→ **Dataset items**

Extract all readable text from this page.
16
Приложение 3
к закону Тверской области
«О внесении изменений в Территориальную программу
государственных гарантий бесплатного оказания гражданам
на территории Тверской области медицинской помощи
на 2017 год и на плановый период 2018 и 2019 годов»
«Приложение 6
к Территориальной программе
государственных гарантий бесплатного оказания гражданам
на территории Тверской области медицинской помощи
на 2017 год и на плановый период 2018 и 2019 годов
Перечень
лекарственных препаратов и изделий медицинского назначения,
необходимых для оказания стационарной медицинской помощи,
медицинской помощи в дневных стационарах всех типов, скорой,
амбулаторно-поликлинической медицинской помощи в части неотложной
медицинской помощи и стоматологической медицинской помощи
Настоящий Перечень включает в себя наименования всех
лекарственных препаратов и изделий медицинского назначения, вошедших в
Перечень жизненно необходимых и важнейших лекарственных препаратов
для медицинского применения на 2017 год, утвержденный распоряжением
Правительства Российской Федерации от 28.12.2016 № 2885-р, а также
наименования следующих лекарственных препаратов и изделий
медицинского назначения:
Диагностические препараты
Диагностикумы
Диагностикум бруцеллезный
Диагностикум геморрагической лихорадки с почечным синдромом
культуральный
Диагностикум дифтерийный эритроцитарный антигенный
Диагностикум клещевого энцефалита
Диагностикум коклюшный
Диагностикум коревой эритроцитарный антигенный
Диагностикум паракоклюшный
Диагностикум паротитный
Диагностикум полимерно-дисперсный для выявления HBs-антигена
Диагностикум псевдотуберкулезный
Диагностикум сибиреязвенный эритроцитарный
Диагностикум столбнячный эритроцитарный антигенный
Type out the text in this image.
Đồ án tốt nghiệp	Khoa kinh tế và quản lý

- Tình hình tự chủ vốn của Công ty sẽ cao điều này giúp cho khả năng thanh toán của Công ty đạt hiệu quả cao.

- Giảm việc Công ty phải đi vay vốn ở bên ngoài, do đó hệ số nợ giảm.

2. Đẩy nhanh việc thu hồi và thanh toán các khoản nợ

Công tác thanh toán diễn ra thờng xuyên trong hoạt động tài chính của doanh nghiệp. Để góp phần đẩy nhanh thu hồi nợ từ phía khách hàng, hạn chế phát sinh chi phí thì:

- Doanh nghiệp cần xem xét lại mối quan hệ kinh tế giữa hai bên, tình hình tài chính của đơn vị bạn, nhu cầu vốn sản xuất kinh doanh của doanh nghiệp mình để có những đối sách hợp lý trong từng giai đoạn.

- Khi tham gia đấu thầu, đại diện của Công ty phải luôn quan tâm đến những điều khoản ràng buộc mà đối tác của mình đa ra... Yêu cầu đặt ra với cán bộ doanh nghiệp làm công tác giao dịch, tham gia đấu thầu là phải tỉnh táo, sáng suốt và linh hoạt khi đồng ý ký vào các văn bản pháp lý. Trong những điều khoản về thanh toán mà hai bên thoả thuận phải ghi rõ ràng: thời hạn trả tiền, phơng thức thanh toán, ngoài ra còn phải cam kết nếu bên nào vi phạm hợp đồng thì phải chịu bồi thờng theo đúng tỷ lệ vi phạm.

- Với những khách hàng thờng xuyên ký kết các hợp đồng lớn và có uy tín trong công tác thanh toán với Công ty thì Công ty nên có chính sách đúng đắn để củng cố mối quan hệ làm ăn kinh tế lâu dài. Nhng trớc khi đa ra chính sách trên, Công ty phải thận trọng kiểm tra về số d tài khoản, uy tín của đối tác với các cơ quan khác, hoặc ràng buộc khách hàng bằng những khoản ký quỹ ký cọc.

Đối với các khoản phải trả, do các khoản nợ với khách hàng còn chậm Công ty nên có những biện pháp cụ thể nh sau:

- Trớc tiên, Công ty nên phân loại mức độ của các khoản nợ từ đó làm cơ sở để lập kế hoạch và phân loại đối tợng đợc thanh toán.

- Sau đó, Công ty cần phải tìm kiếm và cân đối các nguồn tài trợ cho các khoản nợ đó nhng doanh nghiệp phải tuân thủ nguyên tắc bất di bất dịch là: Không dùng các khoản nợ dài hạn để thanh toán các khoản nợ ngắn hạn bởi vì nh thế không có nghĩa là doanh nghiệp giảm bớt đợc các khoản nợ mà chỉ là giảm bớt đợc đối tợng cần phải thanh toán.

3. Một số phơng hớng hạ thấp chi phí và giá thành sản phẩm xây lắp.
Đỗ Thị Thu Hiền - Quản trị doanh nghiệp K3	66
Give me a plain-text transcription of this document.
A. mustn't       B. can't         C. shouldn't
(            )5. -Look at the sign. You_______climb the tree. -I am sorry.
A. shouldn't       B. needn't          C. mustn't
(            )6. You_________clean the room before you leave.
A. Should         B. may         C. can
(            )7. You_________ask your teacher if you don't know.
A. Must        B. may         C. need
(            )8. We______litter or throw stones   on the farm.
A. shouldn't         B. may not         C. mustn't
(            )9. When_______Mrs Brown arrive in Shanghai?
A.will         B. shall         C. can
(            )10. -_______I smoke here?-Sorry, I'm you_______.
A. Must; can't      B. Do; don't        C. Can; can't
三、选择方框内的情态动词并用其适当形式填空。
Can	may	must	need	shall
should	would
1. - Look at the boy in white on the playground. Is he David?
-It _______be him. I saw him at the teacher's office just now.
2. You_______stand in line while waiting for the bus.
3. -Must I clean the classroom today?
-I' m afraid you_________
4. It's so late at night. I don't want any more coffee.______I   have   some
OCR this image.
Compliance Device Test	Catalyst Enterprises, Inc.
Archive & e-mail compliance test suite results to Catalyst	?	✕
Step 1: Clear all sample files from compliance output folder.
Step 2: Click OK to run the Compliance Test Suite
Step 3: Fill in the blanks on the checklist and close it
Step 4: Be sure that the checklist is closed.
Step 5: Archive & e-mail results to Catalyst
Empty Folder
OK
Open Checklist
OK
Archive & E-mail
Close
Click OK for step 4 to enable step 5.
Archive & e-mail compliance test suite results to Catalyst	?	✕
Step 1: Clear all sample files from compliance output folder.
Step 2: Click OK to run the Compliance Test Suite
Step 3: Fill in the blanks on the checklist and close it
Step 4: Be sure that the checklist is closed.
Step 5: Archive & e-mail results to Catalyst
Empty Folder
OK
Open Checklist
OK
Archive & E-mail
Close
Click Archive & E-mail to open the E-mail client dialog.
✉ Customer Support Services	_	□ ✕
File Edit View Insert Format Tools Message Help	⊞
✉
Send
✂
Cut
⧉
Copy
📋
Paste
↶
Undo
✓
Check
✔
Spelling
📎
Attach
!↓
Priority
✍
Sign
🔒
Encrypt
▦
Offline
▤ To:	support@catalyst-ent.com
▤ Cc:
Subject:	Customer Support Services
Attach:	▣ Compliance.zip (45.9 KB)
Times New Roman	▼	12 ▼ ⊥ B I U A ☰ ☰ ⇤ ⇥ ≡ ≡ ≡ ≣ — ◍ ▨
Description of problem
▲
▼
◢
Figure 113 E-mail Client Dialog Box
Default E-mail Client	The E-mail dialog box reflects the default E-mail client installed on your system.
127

→ **What the exercise asks**
All of the material above needs to be copied exactly.

→ **Final result**
Extract all readable text from this page.
16
Приложение 3
к закону Тверской области
«О внесении изменений в Территориальную программу
государственных гарантий бесплатного оказания гражданам
на территории Тверской области медицинской помощи
на 2017 год и на плановый период 2018 и 2019 годов»
«Приложение 6
к Территориальной программе
государственных гарантий бесплатного оказания гражданам
на территории Тверской области медицинской помощи
на 2017 год и на плановый период 2018 и 2019 годов
Перечень
лекарственных препаратов и изделий медицинского назначения,
необходимых для оказания стационарной медицинской помощи,
медицинской помощи в дневных стационарах всех типов, скорой,
амбулаторно-поликлинической медицинской помощи в части неотложной
медицинской помощи и стоматологической медицинской помощи
Настоящий Перечень включает в себя наименования всех
лекарственных препаратов и изделий медицинского назначения, вошедших в
Перечень жизненно необходимых и важнейших лекарственных препаратов
для медицинского применения на 2017 год, утвержденный распоряжением
Правительства Российской Федерации от 28.12.2016 № 2885-р, а также
наименования следующих лекарственных препаратов и изделий
медицинского назначения:
Диагностические препараты
Диагностикумы
Диагностикум бруцеллезный
Диагностикум геморрагической лихорадки с почечным синдромом
культуральный
Диагностикум дифтерийный эритроцитарный антигенный
Диагностикум клещевого энцефалита
Диагностикум коклюшный
Диагностикум коревой эритроцитарный антигенный
Диагностикум паракоклюшный
Диагностикум паротитный
Диагностикум полимерно-дисперсный для выявления HBs-антигена
Диагностикум псевдотуберкулезный
Диагностикум сибиреязвенный эритроцитарный
Диагностикум столбнячный эритроцитарный антигенный
Type out the text in this image.
Đồ án tốt nghiệp	Khoa kinh tế và quản lý

- Tình hình tự chủ vốn của Công ty sẽ cao điều này giúp cho khả năng thanh toán của Công ty đạt hiệu quả cao.

- Giảm việc Công ty phải đi vay vốn ở bên ngoài, do đó hệ số nợ giảm.

2. Đẩy nhanh việc thu hồi và thanh toán các khoản nợ

Công tác thanh toán diễn ra thờng xuyên trong hoạt động tài chính của doanh nghiệp. Để góp phần đẩy nhanh thu hồi nợ từ phía khách hàng, hạn chế phát sinh chi phí thì:

- Doanh nghiệp cần xem xét lại mối quan hệ kinh tế giữa hai bên, tình hình tài chính của đơn vị bạn, nhu cầu vốn sản xuất kinh doanh của doanh nghiệp mình để có những đối sách hợp lý trong từng giai đoạn.

- Khi tham gia đấu thầu, đại diện của Công ty phải luôn quan tâm đến những điều khoản ràng buộc mà đối tác của mình đa ra... Yêu cầu đặt ra với cán bộ doanh nghiệp làm công tác giao dịch, tham gia đấu thầu là phải tỉnh táo, sáng suốt và linh hoạt khi đồng ý ký vào các văn bản pháp lý. Trong những điều khoản về thanh toán mà hai bên thoả thuận phải ghi rõ ràng: thời hạn trả tiền, phơng thức thanh toán, ngoài ra còn phải cam kết nếu bên nào vi phạm hợp đồng thì phải chịu bồi thờng theo đúng tỷ lệ vi phạm.

- Với những khách hàng thờng xuyên ký kết các hợp đồng lớn và có uy tín trong công tác thanh toán với Công ty thì Công ty nên có chính sách đúng đắn để củng cố mối quan hệ làm ăn kinh tế lâu dài. Nhng trớc khi đa ra chính sách trên, Công ty phải thận trọng kiểm tra về số d tài khoản, uy tín của đối tác với các cơ quan khác, hoặc ràng buộc khách hàng bằng những khoản ký quỹ ký cọc.

Đối với các khoản phải trả, do các khoản nợ với khách hàng còn chậm Công ty nên có những biện pháp cụ thể nh sau:

- Trớc tiên, Công ty nên phân loại mức độ của các khoản nợ từ đó làm cơ sở để lập kế hoạch và phân loại đối tợng đợc thanh toán.

- Sau đó, Công ty cần phải tìm kiếm và cân đối các nguồn tài trợ cho các khoản nợ đó nhng doanh nghiệp phải tuân thủ nguyên tắc bất di bất dịch là: Không dùng các khoản nợ dài hạn để thanh toán các khoản nợ ngắn hạn bởi vì nh thế không có nghĩa là doanh nghiệp giảm bớt đợc các khoản nợ mà chỉ là giảm bớt đợc đối tợng cần phải thanh toán.

3. Một số phơng hớng hạ thấp chi phí và giá thành sản phẩm xây lắp.
Đỗ Thị Thu Hiền - Quản trị doanh nghiệp K3	66
Give me a plain-text transcription of this document.
A. mustn't       B. can't         C. shouldn't
(            )5. -Look at the sign. You_______climb the tree. -I am sorry.
A. shouldn't       B. needn't          C. mustn't
(            )6. You_________clean the room before you leave.
A. Should         B. may         C. can
(            )7. You_________ask your teacher if you don't know.
A. Must        B. may         C. need
(            )8. We______litter or throw stones   on the farm.
A. shouldn't         B. may not         C. mustn't
(            )9. When_______Mrs Brown arrive in Shanghai?
A.will         B. shall         C. can
(            )10. -_______I smoke here?-Sorry, I'm you_______.
A. Must; can't      B. Do; don't        C. Can; can't
三、选择方框内的情态动词并用其适当形式填空。
Can	may	must	need	shall
should	would
1. - Look at the boy in white on the playground. Is he David?
-It _______be him. I saw him at the teacher's office just now.
2. You_______stand in line while waiting for the bus.
3. -Must I clean the classroom today?
-I' m afraid you_________
4. It's so late at night. I don't want any more coffee.______I   have   some
OCR this image.
Compliance Device Test	Catalyst Enterprises, Inc.
Archive & e-mail compliance test suite results to Catalyst	?	✕
Step 1: Clear all sample files from compliance output folder.
Step 2: Click OK to run the Compliance Test Suite
Step 3: Fill in the blanks on the checklist and close it
Step 4: Be sure that the checklist is closed.
Step 5: Archive & e-mail results to Catalyst
Empty Folder
OK
Open Checklist
OK
Archive & E-mail
Close
Click OK for step 4 to enable step 5.
Archive & e-mail compliance test suite results to Catalyst	?	✕
Step 1: Clear all sample files from compliance output folder.
Step 2: Click OK to run the Compliance Test Suite
Step 3: Fill in the blanks on the checklist and close it
Step 4: Be sure that the checklist is closed.
Step 5: Archive & e-mail results to Catalyst
Empty Folder
OK
Open Checklist
OK
Archive & E-mail
Close
Click Archive & E-mail to open the E-mail client dialog.
✉ Customer Support Services	_	□ ✕
File Edit View Insert Format Tools Message Help	⊞
✉
Send
✂
Cut
⧉
Copy
📋
Paste
↶
Undo
✓
Check
✔
Spelling
📎
Attach
!↓
Priority
✍
Sign
🔒
Encrypt
▦
Offline
▤ To:	support@catalyst-ent.com
▤ Cc:
Subject:	Customer Support Services
Attach:	▣ Compliance.zip (45.9 KB)
Times New Roman	▼	12 ▼ ⊥ B I U A ☰ ☰ ⇤ ⇥ ≡ ≡ ≡ ≣ — ◍ ▨
Description of problem
▲
▼
◢
Figure 113 E-mail Client Dialog Box
Default E-mail Client	The E-mail dialog box reflects the default E-mail client installed on your system.
127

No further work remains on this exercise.